> [Problem requirements]:
Without the images, write out the whole listing exactly.

> [Records for the task]:
■ ■ ■ ■
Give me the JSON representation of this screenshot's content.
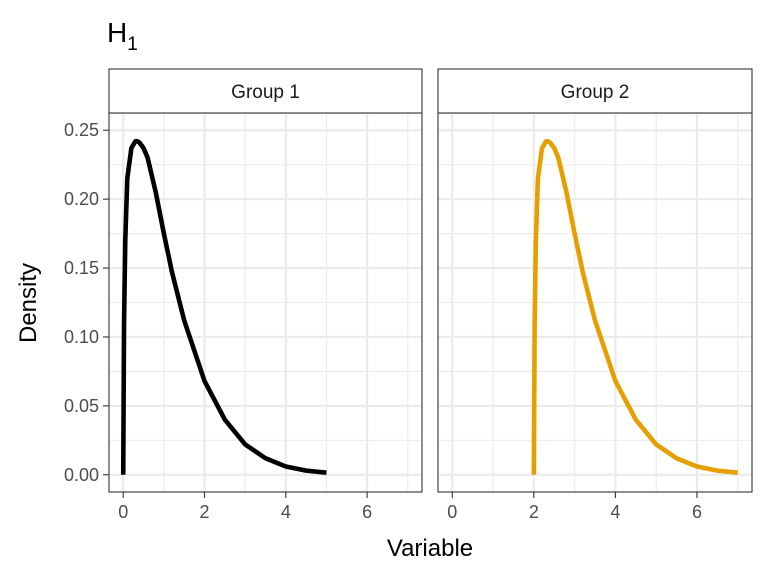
{
  "title_main": "H",
  "title_sub": "1",
  "xlabel": "Variable",
  "ylabel": "Density",
  "colors": {
    "group1": "#000000",
    "group2": "#E69F00",
    "grid": "#ebebeb",
    "strip_fill": "#ffffff",
    "panel_border": "#333333"
  },
  "chart_data": {
    "type": "line",
    "title": "H₁",
    "xlabel": "Variable",
    "ylabel": "Density",
    "xlim": [
      -0.35,
      7.35
    ],
    "ylim": [
      -0.0125,
      0.2625
    ],
    "x_ticks": [
      0,
      2,
      4,
      6
    ],
    "x_tick_labels": [
      "0",
      "2",
      "4",
      "6"
    ],
    "y_ticks": [
      0.0,
      0.05,
      0.1,
      0.15,
      0.2,
      0.25
    ],
    "y_tick_labels": [
      "0.00",
      "0.05",
      "0.10",
      "0.15",
      "0.20",
      "0.25"
    ],
    "grid": true,
    "legend": "none",
    "panels": [
      {
        "strip_label": "Group 1",
        "color": "#000000",
        "x": [
          0,
          0.02,
          0.05,
          0.1,
          0.2,
          0.3,
          0.35,
          0.4,
          0.5,
          0.6,
          0.8,
          1.0,
          1.2,
          1.5,
          2.0,
          2.5,
          3.0,
          3.5,
          4.0,
          4.5,
          5.0
        ],
        "y": [
          0,
          0.11,
          0.17,
          0.215,
          0.237,
          0.242,
          0.242,
          0.241,
          0.237,
          0.23,
          0.205,
          0.175,
          0.147,
          0.112,
          0.068,
          0.04,
          0.022,
          0.012,
          0.006,
          0.003,
          0.0015
        ]
      },
      {
        "strip_label": "Group 2",
        "color": "#E69F00",
        "x": [
          2,
          2.02,
          2.05,
          2.1,
          2.2,
          2.3,
          2.35,
          2.4,
          2.5,
          2.6,
          2.8,
          3.0,
          3.2,
          3.5,
          4.0,
          4.5,
          5.0,
          5.5,
          6.0,
          6.5,
          7.0
        ],
        "y": [
          0,
          0.11,
          0.17,
          0.215,
          0.237,
          0.242,
          0.242,
          0.241,
          0.237,
          0.23,
          0.205,
          0.175,
          0.147,
          0.112,
          0.068,
          0.04,
          0.022,
          0.012,
          0.006,
          0.003,
          0.0015
        ]
      }
    ]
  }
}
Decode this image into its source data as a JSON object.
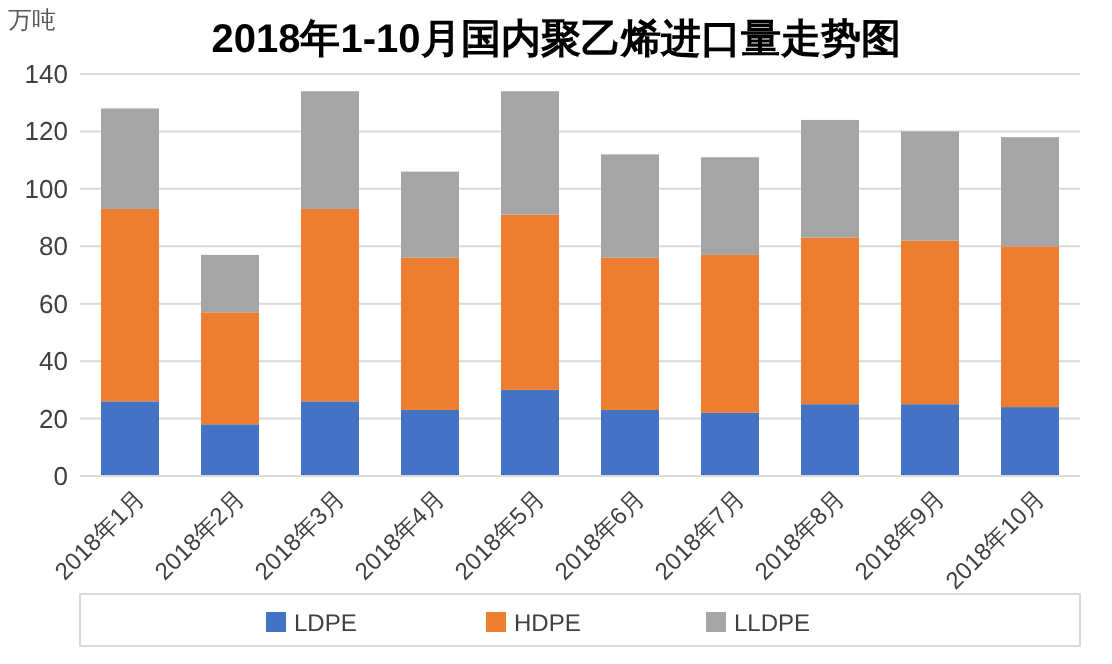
{
  "chart_data": {
    "type": "bar",
    "stacked": true,
    "title": "2018年1-10月国内聚乙烯进口量走势图",
    "ylabel": "万吨",
    "categories": [
      "2018年1月",
      "2018年2月",
      "2018年3月",
      "2018年4月",
      "2018年5月",
      "2018年6月",
      "2018年7月",
      "2018年8月",
      "2018年9月",
      "2018年10月"
    ],
    "series": [
      {
        "name": "LDPE",
        "color": "#4472c4",
        "values": [
          26,
          18,
          26,
          23,
          30,
          23,
          22,
          25,
          25,
          24
        ]
      },
      {
        "name": "HDPE",
        "color": "#ed7d31",
        "values": [
          67,
          39,
          67,
          53,
          61,
          53,
          55,
          58,
          57,
          56
        ]
      },
      {
        "name": "LLDPE",
        "color": "#a5a5a5",
        "values": [
          35,
          20,
          41,
          30,
          43,
          36,
          34,
          41,
          38,
          38
        ]
      }
    ],
    "ylim": [
      0,
      140
    ],
    "yticks": [
      0,
      20,
      40,
      60,
      80,
      100,
      120,
      140
    ],
    "grid": "y",
    "legend": "bottom"
  }
}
■ ■ ■ ■
> [Worked answer]:
Give me the JSON representation of this screenshot's content.
{
  "title_main": "H",
  "title_sub": "1",
  "xlabel": "Variable",
  "ylabel": "Density",
  "colors": {
    "group1": "#000000",
    "group2": "#E69F00",
    "grid": "#ebebeb",
    "strip_fill": "#ffffff",
    "panel_border": "#333333"
  },
  "chart_data": {
    "type": "line",
    "title": "H₁",
    "xlabel": "Variable",
    "ylabel": "Density",
    "xlim": [
      -0.35,
      7.35
    ],
    "ylim": [
      -0.0125,
      0.2625
    ],
    "x_ticks": [
      0,
      2,
      4,
      6
    ],
    "x_tick_labels": [
      "0",
      "2",
      "4",
      "6"
    ],
    "y_ticks": [
      0.0,
      0.05,
      0.1,
      0.15,
      0.2,
      0.25
    ],
    "y_tick_labels": [
      "0.00",
      "0.05",
      "0.10",
      "0.15",
      "0.20",
      "0.25"
    ],
    "grid": true,
    "legend": "none",
    "panels": [
      {
        "strip_label": "Group 1",
        "color": "#000000",
        "x": [
          0,
          0.02,
          0.05,
          0.1,
          0.2,
          0.3,
          0.35,
          0.4,
          0.5,
          0.6,
          0.8,
          1.0,
          1.2,
          1.5,
          2.0,
          2.5,
          3.0,
          3.5,
          4.0,
          4.5,
          5.0
        ],
        "y": [
          0,
          0.11,
          0.17,
          0.215,
          0.237,
          0.242,
          0.242,
          0.241,
          0.237,
          0.23,
          0.205,
          0.175,
          0.147,
          0.112,
          0.068,
          0.04,
          0.022,
          0.012,
          0.006,
          0.003,
          0.0015
        ]
      },
      {
        "strip_label": "Group 2",
        "color": "#E69F00",
        "x": [
          2,
          2.02,
          2.05,
          2.1,
          2.2,
          2.3,
          2.35,
          2.4,
          2.5,
          2.6,
          2.8,
          3.0,
          3.2,
          3.5,
          4.0,
          4.5,
          5.0,
          5.5,
          6.0,
          6.5,
          7.0
        ],
        "y": [
          0,
          0.11,
          0.17,
          0.215,
          0.237,
          0.242,
          0.242,
          0.241,
          0.237,
          0.23,
          0.205,
          0.175,
          0.147,
          0.112,
          0.068,
          0.04,
          0.022,
          0.012,
          0.006,
          0.003,
          0.0015
        ]
      }
    ]
  }
}
Decode this image into its source data as a JSON object.
{
  "chart_data": {
    "type": "bar",
    "stacked": true,
    "title": "2018年1-10月国内聚乙烯进口量走势图",
    "ylabel": "万吨",
    "categories": [
      "2018年1月",
      "2018年2月",
      "2018年3月",
      "2018年4月",
      "2018年5月",
      "2018年6月",
      "2018年7月",
      "2018年8月",
      "2018年9月",
      "2018年10月"
    ],
    "series": [
      {
        "name": "LDPE",
        "color": "#4472c4",
        "values": [
          26,
          18,
          26,
          23,
          30,
          23,
          22,
          25,
          25,
          24
        ]
      },
      {
        "name": "HDPE",
        "color": "#ed7d31",
        "values": [
          67,
          39,
          67,
          53,
          61,
          53,
          55,
          58,
          57,
          56
        ]
      },
      {
        "name": "LLDPE",
        "color": "#a5a5a5",
        "values": [
          35,
          20,
          41,
          30,
          43,
          36,
          34,
          41,
          38,
          38
        ]
      }
    ],
    "ylim": [
      0,
      140
    ],
    "yticks": [
      0,
      20,
      40,
      60,
      80,
      100,
      120,
      140
    ],
    "grid": "y",
    "legend": "bottom"
  }
}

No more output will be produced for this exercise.